**THE EXERCISE**
Copy the lines holding the word "ylabel", all of them.

**EXERCISE INPUT**

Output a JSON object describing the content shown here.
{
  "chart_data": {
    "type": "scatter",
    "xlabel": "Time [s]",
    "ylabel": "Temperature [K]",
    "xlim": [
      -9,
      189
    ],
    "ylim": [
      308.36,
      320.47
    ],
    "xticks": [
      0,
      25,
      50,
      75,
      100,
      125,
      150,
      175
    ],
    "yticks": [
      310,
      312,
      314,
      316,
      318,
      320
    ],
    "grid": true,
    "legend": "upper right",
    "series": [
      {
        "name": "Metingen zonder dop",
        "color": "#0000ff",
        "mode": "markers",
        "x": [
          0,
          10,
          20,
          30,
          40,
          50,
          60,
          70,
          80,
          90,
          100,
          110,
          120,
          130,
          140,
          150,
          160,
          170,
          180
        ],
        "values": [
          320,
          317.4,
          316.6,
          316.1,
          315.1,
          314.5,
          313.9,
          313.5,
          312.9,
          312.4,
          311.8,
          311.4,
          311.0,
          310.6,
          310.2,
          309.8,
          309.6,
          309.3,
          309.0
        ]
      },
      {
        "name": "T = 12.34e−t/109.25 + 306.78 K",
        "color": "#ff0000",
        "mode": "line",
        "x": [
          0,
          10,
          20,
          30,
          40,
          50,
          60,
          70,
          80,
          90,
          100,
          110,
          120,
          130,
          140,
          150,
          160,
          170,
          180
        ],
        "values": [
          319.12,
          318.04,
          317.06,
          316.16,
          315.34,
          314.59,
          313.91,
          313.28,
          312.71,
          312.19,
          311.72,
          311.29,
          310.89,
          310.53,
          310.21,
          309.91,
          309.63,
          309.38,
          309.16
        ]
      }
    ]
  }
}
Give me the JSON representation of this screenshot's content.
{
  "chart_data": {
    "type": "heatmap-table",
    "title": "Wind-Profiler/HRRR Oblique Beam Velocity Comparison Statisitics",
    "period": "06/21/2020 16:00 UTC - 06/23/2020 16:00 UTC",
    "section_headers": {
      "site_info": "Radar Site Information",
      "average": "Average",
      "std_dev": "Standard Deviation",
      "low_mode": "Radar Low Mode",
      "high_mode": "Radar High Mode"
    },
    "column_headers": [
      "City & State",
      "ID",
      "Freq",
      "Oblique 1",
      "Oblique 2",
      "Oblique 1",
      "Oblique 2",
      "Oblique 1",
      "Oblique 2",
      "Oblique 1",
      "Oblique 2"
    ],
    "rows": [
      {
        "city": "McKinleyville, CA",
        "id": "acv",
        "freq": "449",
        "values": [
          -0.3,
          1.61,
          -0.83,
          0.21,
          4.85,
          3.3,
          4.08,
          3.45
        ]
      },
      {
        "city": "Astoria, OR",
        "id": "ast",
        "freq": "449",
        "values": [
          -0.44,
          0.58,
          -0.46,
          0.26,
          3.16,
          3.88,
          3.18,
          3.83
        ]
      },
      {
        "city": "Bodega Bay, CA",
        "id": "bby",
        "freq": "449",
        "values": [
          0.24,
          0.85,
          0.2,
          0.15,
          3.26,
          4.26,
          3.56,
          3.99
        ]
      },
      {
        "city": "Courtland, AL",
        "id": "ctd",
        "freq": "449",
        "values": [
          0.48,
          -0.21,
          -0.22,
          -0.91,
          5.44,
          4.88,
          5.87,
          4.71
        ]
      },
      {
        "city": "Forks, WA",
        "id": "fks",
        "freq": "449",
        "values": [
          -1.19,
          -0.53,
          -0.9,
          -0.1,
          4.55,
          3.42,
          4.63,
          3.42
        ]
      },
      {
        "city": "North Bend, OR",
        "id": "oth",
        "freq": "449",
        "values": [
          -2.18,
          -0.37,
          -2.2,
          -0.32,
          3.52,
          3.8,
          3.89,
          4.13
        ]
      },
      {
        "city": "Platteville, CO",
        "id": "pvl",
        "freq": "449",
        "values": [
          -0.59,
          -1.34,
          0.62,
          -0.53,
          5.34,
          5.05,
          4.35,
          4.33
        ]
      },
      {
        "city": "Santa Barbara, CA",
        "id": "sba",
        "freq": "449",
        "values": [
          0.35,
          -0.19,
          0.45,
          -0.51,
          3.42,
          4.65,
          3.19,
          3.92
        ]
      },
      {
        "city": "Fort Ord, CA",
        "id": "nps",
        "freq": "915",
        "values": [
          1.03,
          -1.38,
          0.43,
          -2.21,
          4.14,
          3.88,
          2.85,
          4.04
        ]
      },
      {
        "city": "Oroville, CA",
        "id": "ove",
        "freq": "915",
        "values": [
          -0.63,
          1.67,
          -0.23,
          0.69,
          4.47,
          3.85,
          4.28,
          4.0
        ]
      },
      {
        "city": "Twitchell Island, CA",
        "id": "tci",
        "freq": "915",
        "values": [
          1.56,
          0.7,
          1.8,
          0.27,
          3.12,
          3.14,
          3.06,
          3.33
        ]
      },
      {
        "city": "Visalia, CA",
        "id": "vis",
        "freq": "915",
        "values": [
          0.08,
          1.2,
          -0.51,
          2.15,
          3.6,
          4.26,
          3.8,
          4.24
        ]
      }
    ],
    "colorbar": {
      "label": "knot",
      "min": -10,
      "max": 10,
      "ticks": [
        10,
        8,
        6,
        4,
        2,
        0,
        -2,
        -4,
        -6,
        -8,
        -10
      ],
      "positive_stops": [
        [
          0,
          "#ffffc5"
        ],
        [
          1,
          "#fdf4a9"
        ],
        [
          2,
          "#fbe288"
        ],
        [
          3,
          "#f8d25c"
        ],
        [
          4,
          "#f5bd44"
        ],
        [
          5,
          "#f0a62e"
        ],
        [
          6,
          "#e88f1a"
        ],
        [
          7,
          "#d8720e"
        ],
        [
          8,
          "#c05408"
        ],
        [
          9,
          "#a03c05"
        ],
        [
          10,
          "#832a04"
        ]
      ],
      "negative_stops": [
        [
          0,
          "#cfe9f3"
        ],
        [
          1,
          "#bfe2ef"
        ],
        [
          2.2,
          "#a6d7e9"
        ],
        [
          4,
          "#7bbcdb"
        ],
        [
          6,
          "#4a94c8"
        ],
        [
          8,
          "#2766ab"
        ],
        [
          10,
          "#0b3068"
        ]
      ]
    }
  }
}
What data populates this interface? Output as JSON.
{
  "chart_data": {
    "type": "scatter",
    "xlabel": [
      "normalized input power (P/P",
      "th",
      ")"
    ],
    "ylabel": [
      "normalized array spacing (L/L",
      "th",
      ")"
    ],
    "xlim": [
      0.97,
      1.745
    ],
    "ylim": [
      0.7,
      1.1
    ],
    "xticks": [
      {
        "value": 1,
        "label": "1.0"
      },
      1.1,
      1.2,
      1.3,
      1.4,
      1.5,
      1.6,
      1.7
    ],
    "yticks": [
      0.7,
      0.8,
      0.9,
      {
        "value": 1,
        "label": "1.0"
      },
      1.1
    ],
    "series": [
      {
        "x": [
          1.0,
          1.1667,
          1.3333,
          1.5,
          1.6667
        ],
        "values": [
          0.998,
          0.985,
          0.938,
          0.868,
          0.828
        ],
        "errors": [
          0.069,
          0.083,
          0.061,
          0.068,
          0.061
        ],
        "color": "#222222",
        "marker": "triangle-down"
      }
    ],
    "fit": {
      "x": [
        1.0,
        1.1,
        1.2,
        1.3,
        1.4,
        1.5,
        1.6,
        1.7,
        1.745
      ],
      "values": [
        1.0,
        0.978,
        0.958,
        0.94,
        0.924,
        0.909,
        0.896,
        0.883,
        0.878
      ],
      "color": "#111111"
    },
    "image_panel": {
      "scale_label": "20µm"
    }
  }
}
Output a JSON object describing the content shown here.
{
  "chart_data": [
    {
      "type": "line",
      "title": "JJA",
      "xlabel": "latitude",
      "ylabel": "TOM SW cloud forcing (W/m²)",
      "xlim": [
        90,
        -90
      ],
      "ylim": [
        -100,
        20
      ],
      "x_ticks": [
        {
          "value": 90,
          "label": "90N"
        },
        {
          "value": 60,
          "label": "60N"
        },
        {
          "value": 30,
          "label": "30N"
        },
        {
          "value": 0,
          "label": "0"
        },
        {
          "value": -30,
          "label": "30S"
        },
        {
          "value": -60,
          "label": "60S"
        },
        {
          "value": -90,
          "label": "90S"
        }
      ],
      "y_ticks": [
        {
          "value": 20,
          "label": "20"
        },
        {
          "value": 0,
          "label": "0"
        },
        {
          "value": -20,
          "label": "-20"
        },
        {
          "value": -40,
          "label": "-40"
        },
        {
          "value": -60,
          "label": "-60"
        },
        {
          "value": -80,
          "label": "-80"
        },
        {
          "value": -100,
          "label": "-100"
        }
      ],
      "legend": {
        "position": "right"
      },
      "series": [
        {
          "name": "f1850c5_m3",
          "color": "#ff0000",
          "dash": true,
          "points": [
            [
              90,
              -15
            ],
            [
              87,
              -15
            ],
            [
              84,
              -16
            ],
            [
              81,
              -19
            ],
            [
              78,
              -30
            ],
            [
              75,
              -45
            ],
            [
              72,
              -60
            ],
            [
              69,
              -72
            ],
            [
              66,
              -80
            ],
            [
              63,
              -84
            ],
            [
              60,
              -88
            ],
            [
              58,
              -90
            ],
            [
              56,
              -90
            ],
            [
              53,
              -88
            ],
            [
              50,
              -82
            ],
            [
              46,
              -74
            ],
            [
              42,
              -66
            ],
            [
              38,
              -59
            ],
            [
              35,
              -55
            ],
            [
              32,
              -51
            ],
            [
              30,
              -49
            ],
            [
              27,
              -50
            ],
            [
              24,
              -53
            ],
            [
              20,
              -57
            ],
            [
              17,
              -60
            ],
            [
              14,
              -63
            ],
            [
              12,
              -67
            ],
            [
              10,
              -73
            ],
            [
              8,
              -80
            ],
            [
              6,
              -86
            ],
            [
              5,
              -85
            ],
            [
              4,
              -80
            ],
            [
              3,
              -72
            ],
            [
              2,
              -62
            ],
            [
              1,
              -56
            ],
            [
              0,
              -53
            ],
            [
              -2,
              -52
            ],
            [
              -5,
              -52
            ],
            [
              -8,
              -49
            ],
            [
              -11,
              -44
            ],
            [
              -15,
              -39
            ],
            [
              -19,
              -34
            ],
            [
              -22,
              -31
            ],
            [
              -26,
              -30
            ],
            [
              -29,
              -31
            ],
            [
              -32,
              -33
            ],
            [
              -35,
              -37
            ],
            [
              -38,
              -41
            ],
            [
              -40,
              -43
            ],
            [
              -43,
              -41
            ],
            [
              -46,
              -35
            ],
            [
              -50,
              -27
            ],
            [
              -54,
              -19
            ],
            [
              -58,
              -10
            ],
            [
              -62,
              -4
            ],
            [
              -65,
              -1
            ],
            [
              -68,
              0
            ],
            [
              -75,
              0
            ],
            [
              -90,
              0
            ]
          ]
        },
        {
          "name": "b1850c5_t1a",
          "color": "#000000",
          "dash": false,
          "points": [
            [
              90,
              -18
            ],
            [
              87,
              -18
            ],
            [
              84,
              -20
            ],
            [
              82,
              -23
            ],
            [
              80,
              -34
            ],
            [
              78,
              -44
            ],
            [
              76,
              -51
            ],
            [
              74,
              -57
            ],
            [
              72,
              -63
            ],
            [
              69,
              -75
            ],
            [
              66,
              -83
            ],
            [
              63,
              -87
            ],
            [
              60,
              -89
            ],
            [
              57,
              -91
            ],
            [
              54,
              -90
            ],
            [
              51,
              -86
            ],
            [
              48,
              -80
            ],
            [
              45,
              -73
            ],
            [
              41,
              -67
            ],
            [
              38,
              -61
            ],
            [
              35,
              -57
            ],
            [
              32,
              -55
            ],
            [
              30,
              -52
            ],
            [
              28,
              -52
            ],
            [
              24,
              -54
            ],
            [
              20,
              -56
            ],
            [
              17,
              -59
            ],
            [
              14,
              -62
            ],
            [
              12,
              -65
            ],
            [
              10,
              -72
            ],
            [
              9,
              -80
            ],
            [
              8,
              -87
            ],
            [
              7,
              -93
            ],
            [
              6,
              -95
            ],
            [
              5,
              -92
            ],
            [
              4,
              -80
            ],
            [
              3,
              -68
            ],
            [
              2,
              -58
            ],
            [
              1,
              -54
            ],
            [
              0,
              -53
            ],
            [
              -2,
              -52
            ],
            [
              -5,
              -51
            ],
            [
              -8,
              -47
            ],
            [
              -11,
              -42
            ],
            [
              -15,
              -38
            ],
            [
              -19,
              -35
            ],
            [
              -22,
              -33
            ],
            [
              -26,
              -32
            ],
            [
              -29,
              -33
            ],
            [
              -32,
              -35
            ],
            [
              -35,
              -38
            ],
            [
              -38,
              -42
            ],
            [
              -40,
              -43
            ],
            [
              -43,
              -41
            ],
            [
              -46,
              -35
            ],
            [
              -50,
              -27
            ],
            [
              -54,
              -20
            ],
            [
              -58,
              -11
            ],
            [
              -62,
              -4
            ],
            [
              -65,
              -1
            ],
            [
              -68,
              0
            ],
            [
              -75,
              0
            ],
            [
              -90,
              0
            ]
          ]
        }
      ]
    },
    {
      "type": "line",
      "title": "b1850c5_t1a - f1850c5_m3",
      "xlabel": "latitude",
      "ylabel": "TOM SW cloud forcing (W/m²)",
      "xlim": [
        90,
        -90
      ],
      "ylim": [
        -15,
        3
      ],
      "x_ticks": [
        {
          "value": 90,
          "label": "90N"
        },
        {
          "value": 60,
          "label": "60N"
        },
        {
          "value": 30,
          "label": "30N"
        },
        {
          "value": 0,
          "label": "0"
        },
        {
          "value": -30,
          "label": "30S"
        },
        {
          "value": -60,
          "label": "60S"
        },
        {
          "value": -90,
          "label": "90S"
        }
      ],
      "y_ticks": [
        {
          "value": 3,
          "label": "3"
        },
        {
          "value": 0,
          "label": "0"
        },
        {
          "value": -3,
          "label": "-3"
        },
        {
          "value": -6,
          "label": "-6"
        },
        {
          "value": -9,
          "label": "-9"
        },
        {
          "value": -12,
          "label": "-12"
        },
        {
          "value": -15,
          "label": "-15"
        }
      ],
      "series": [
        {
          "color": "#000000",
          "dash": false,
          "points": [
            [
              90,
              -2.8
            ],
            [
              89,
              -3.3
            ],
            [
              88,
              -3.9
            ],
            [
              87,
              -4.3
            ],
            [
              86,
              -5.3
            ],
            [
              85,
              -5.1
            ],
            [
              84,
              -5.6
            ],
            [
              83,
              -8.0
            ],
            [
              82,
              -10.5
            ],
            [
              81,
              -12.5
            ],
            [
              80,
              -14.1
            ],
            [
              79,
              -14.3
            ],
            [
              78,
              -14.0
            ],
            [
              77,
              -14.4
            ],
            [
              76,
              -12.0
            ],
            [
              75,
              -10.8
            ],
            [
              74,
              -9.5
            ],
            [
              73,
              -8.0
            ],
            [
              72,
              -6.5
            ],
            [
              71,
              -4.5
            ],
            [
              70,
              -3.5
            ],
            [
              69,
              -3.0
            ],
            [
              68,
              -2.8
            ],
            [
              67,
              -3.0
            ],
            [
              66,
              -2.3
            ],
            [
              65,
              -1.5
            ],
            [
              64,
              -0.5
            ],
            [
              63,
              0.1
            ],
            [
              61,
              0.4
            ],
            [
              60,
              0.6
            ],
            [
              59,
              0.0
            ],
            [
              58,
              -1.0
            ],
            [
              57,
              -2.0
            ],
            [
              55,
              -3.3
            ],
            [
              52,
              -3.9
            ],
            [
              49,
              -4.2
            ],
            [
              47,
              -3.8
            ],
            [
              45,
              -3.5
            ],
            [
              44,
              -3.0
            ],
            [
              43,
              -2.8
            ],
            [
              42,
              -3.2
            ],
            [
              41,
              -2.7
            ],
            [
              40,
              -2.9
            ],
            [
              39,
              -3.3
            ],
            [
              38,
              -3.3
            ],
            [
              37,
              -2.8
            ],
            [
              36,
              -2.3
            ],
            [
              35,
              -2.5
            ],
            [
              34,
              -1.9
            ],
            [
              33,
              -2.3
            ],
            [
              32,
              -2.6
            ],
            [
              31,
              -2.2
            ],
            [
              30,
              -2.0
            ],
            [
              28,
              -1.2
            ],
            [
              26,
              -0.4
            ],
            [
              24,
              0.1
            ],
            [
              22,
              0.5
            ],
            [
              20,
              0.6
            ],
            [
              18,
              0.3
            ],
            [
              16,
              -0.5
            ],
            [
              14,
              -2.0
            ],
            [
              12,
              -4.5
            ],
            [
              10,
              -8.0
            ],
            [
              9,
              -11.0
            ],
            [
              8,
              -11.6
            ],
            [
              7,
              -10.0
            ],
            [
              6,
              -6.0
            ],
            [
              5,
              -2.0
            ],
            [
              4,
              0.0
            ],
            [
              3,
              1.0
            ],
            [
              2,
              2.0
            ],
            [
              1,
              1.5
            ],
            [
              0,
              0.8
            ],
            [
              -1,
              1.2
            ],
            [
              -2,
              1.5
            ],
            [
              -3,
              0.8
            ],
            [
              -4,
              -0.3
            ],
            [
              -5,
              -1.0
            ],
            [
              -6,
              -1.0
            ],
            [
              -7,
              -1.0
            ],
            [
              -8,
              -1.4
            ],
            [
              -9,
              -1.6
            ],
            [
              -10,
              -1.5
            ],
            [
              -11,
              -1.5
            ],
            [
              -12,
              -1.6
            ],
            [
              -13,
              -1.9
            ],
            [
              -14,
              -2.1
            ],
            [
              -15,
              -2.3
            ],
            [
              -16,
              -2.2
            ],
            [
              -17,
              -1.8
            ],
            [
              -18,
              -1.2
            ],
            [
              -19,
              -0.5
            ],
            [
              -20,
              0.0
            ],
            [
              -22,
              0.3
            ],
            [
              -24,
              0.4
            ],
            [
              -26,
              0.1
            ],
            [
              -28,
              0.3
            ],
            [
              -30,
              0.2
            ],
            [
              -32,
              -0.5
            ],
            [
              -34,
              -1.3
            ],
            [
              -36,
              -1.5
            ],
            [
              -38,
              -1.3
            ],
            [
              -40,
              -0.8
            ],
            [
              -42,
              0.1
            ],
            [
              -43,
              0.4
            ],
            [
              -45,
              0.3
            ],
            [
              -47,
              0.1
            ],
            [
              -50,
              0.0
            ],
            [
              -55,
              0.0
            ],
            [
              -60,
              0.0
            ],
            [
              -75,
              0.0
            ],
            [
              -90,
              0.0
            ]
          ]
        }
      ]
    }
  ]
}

**RESULT OF THE TASK**
    "ylabel": "Temperature [K]",
    "ylabel": [
      "ylabel": "TOM SW cloud forcing (W/m²)",
      "ylabel": "TOM SW cloud forcing (W/m²)",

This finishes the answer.